[INSTRUCTION] Take down each entry exactly as written.
•••••
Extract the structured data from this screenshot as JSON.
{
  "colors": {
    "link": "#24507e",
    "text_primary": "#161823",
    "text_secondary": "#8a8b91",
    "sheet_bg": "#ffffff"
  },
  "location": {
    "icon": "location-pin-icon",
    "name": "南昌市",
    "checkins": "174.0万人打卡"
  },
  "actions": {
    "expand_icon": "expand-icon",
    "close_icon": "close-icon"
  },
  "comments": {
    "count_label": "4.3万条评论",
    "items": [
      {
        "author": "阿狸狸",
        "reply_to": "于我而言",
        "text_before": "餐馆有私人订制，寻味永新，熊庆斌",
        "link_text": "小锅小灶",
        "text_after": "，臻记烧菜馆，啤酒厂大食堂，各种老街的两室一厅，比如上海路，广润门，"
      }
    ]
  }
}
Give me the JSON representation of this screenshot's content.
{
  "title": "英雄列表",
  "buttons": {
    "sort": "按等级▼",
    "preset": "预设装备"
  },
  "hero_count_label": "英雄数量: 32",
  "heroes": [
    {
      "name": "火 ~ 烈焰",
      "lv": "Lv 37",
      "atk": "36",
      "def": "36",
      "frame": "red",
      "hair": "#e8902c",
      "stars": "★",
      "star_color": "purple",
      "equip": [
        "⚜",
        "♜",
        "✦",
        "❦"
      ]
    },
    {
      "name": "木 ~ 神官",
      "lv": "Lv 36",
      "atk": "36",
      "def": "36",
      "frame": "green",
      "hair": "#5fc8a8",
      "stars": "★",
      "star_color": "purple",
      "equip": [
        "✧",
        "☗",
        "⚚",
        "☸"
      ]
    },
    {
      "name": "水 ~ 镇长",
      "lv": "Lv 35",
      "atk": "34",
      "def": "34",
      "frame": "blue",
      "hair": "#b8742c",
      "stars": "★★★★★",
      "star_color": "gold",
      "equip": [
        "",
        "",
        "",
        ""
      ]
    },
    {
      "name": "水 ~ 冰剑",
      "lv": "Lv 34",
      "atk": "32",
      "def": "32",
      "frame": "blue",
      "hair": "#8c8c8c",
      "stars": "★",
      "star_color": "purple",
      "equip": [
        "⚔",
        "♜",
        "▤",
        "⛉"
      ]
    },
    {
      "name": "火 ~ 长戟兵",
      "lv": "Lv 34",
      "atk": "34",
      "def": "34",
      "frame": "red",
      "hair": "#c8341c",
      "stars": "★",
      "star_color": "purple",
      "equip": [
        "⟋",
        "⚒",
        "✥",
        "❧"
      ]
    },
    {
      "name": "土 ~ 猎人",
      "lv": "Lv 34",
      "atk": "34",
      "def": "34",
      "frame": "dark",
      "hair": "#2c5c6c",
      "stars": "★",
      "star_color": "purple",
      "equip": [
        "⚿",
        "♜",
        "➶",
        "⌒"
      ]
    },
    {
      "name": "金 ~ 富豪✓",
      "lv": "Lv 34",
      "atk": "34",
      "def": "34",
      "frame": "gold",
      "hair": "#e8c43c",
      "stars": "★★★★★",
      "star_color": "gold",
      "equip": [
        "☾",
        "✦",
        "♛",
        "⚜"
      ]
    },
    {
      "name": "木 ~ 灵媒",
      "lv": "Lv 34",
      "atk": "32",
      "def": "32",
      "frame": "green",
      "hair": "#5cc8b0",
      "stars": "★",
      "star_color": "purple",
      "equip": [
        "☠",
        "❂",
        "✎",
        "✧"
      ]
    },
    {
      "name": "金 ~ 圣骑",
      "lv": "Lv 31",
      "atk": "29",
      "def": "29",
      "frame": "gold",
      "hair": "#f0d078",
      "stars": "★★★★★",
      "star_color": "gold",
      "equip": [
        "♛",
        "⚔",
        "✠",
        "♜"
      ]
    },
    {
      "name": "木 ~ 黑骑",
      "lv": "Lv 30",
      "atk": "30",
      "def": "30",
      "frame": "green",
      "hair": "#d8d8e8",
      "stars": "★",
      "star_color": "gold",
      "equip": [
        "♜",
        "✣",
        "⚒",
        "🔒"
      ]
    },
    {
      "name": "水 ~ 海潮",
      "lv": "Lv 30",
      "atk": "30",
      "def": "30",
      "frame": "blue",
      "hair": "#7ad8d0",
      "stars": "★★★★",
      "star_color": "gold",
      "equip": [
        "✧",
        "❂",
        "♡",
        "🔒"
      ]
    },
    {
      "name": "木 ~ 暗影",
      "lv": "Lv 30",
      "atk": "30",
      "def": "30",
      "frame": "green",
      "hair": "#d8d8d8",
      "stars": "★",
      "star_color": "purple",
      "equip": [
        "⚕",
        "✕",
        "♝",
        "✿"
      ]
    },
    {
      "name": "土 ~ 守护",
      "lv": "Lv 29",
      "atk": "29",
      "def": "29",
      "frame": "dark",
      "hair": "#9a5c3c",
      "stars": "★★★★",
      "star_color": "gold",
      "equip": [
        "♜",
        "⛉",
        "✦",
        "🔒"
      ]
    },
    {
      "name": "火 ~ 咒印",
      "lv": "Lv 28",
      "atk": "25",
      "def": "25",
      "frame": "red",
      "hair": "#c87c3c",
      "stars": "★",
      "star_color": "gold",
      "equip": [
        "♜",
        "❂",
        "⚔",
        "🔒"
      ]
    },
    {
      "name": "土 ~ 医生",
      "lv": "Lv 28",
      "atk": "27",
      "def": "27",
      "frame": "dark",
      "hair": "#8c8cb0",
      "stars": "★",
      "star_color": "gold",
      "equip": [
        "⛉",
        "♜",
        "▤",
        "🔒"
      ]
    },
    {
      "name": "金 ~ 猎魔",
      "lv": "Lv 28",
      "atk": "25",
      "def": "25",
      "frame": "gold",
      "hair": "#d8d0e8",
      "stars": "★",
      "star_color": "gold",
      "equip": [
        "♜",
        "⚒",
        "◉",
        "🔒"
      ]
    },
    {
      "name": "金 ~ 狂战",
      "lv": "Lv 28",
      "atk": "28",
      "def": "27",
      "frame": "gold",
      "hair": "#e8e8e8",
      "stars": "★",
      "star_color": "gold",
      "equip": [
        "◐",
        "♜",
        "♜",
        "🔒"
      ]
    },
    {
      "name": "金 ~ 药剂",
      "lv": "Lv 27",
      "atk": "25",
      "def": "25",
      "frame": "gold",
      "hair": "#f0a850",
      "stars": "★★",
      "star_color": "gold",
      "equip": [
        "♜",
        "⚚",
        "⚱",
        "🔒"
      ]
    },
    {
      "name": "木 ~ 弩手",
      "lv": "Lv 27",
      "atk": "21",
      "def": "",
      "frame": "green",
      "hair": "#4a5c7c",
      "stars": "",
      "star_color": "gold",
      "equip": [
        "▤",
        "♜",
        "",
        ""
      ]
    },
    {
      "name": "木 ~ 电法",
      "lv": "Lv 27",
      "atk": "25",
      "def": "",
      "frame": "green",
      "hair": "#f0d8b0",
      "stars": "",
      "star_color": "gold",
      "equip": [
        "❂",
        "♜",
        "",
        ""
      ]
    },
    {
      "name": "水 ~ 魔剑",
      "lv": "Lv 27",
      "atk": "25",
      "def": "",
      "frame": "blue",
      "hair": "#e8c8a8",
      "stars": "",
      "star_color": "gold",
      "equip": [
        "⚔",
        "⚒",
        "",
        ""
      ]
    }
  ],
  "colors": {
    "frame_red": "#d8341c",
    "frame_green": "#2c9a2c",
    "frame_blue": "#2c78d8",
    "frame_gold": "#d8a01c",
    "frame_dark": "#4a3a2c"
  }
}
•••••
[RESULT BELOW]
Extract the structured data from this screenshot as JSON.
{
  "colors": {
    "link": "#24507e",
    "text_primary": "#161823",
    "text_secondary": "#8a8b91",
    "sheet_bg": "#ffffff"
  },
  "location": {
    "icon": "location-pin-icon",
    "name": "南昌市",
    "checkins": "174.0万人打卡"
  },
  "actions": {
    "expand_icon": "expand-icon",
    "close_icon": "close-icon"
  },
  "comments": {
    "count_label": "4.3万条评论",
    "items": [
      {
        "author": "阿狸狸",
        "reply_to": "于我而言",
        "text_before": "餐馆有私人订制，寻味永新，熊庆斌",
        "link_text": "小锅小灶",
        "text_after": "，臻记烧菜馆，啤酒厂大食堂，各种老街的两室一厅，比如上海路，广润门，"
      }
    ]
  }
}
Give me the JSON representation of this screenshot's content.
{
  "title": "英雄列表",
  "buttons": {
    "sort": "按等级▼",
    "preset": "预设装备"
  },
  "hero_count_label": "英雄数量: 32",
  "heroes": [
    {
      "name": "火 ~ 烈焰",
      "lv": "Lv 37",
      "atk": "36",
      "def": "36",
      "frame": "red",
      "hair": "#e8902c",
      "stars": "★",
      "star_color": "purple",
      "equip": [
        "⚜",
        "♜",
        "✦",
        "❦"
      ]
    },
    {
      "name": "木 ~ 神官",
      "lv": "Lv 36",
      "atk": "36",
      "def": "36",
      "frame": "green",
      "hair": "#5fc8a8",
      "stars": "★",
      "star_color": "purple",
      "equip": [
        "✧",
        "☗",
        "⚚",
        "☸"
      ]
    },
    {
      "name": "水 ~ 镇长",
      "lv": "Lv 35",
      "atk": "34",
      "def": "34",
      "frame": "blue",
      "hair": "#b8742c",
      "stars": "★★★★★",
      "star_color": "gold",
      "equip": [
        "",
        "",
        "",
        ""
      ]
    },
    {
      "name": "水 ~ 冰剑",
      "lv": "Lv 34",
      "atk": "32",
      "def": "32",
      "frame": "blue",
      "hair": "#8c8c8c",
      "stars": "★",
      "star_color": "purple",
      "equip": [
        "⚔",
        "♜",
        "▤",
        "⛉"
      ]
    },
    {
      "name": "火 ~ 长戟兵",
      "lv": "Lv 34",
      "atk": "34",
      "def": "34",
      "frame": "red",
      "hair": "#c8341c",
      "stars": "★",
      "star_color": "purple",
      "equip": [
        "⟋",
        "⚒",
        "✥",
        "❧"
      ]
    },
    {
      "name": "土 ~ 猎人",
      "lv": "Lv 34",
      "atk": "34",
      "def": "34",
      "frame": "dark",
      "hair": "#2c5c6c",
      "stars": "★",
      "star_color": "purple",
      "equip": [
        "⚿",
        "♜",
        "➶",
        "⌒"
      ]
    },
    {
      "name": "金 ~ 富豪✓",
      "lv": "Lv 34",
      "atk": "34",
      "def": "34",
      "frame": "gold",
      "hair": "#e8c43c",
      "stars": "★★★★★",
      "star_color": "gold",
      "equip": [
        "☾",
        "✦",
        "♛",
        "⚜"
      ]
    },
    {
      "name": "木 ~ 灵媒",
      "lv": "Lv 34",
      "atk": "32",
      "def": "32",
      "frame": "green",
      "hair": "#5cc8b0",
      "stars": "★",
      "star_color": "purple",
      "equip": [
        "☠",
        "❂",
        "✎",
        "✧"
      ]
    },
    {
      "name": "金 ~ 圣骑",
      "lv": "Lv 31",
      "atk": "29",
      "def": "29",
      "frame": "gold",
      "hair": "#f0d078",
      "stars": "★★★★★",
      "star_color": "gold",
      "equip": [
        "♛",
        "⚔",
        "✠",
        "♜"
      ]
    },
    {
      "name": "木 ~ 黑骑",
      "lv": "Lv 30",
      "atk": "30",
      "def": "30",
      "frame": "green",
      "hair": "#d8d8e8",
      "stars": "★",
      "star_color": "gold",
      "equip": [
        "♜",
        "✣",
        "⚒",
        "🔒"
      ]
    },
    {
      "name": "水 ~ 海潮",
      "lv": "Lv 30",
      "atk": "30",
      "def": "30",
      "frame": "blue",
      "hair": "#7ad8d0",
      "stars": "★★★★",
      "star_color": "gold",
      "equip": [
        "✧",
        "❂",
        "♡",
        "🔒"
      ]
    },
    {
      "name": "木 ~ 暗影",
      "lv": "Lv 30",
      "atk": "30",
      "def": "30",
      "frame": "green",
      "hair": "#d8d8d8",
      "stars": "★",
      "star_color": "purple",
      "equip": [
        "⚕",
        "✕",
        "♝",
        "✿"
      ]
    },
    {
      "name": "土 ~ 守护",
      "lv": "Lv 29",
      "atk": "29",
      "def": "29",
      "frame": "dark",
      "hair": "#9a5c3c",
      "stars": "★★★★",
      "star_color": "gold",
      "equip": [
        "♜",
        "⛉",
        "✦",
        "🔒"
      ]
    },
    {
      "name": "火 ~ 咒印",
      "lv": "Lv 28",
      "atk": "25",
      "def": "25",
      "frame": "red",
      "hair": "#c87c3c",
      "stars": "★",
      "star_color": "gold",
      "equip": [
        "♜",
        "❂",
        "⚔",
        "🔒"
      ]
    },
    {
      "name": "土 ~ 医生",
      "lv": "Lv 28",
      "atk": "27",
      "def": "27",
      "frame": "dark",
      "hair": "#8c8cb0",
      "stars": "★",
      "star_color": "gold",
      "equip": [
        "⛉",
        "♜",
        "▤",
        "🔒"
      ]
    },
    {
      "name": "金 ~ 猎魔",
      "lv": "Lv 28",
      "atk": "25",
      "def": "25",
      "frame": "gold",
      "hair": "#d8d0e8",
      "stars": "★",
      "star_color": "gold",
      "equip": [
        "♜",
        "⚒",
        "◉",
        "🔒"
      ]
    },
    {
      "name": "金 ~ 狂战",
      "lv": "Lv 28",
      "atk": "28",
      "def": "27",
      "frame": "gold",
      "hair": "#e8e8e8",
      "stars": "★",
      "star_color": "gold",
      "equip": [
        "◐",
        "♜",
        "♜",
        "🔒"
      ]
    },
    {
      "name": "金 ~ 药剂",
      "lv": "Lv 27",
      "atk": "25",
      "def": "25",
      "frame": "gold",
      "hair": "#f0a850",
      "stars": "★★",
      "star_color": "gold",
      "equip": [
        "♜",
        "⚚",
        "⚱",
        "🔒"
      ]
    },
    {
      "name": "木 ~ 弩手",
      "lv": "Lv 27",
      "atk": "21",
      "def": "",
      "frame": "green",
      "hair": "#4a5c7c",
      "stars": "",
      "star_color": "gold",
      "equip": [
        "▤",
        "♜",
        "",
        ""
      ]
    },
    {
      "name": "木 ~ 电法",
      "lv": "Lv 27",
      "atk": "25",
      "def": "",
      "frame": "green",
      "hair": "#f0d8b0",
      "stars": "",
      "star_color": "gold",
      "equip": [
        "❂",
        "♜",
        "",
        ""
      ]
    },
    {
      "name": "水 ~ 魔剑",
      "lv": "Lv 27",
      "atk": "25",
      "def": "",
      "frame": "blue",
      "hair": "#e8c8a8",
      "stars": "",
      "star_color": "gold",
      "equip": [
        "⚔",
        "⚒",
        "",
        ""
      ]
    }
  ],
  "colors": {
    "frame_red": "#d8341c",
    "frame_green": "#2c9a2c",
    "frame_blue": "#2c78d8",
    "frame_gold": "#d8a01c",
    "frame_dark": "#4a3a2c"
  }
}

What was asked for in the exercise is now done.